- [EXERCISE TASK]:
Present the following data again exactly as it is shown.

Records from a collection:
** Start **
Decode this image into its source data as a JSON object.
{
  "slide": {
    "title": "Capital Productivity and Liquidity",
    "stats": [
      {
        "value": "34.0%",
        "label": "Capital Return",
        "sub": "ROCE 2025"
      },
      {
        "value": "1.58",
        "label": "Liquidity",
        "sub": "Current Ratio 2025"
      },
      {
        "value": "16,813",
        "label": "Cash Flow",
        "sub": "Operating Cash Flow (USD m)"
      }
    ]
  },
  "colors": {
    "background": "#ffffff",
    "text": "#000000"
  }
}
** End **
- [ANSWER FOR THIS EXERCISE]:
Decode this image into its source data as a JSON object.
{
  "slide": {
    "title": "Capital Productivity and Liquidity",
    "stats": [
      {
        "value": "34.0%",
        "label": "Capital Return",
        "sub": "ROCE 2025"
      },
      {
        "value": "1.58",
        "label": "Liquidity",
        "sub": "Current Ratio 2025"
      },
      {
        "value": "16,813",
        "label": "Cash Flow",
        "sub": "Operating Cash Flow (USD m)"
      }
    ]
  },
  "colors": {
    "background": "#ffffff",
    "text": "#000000"
  }
}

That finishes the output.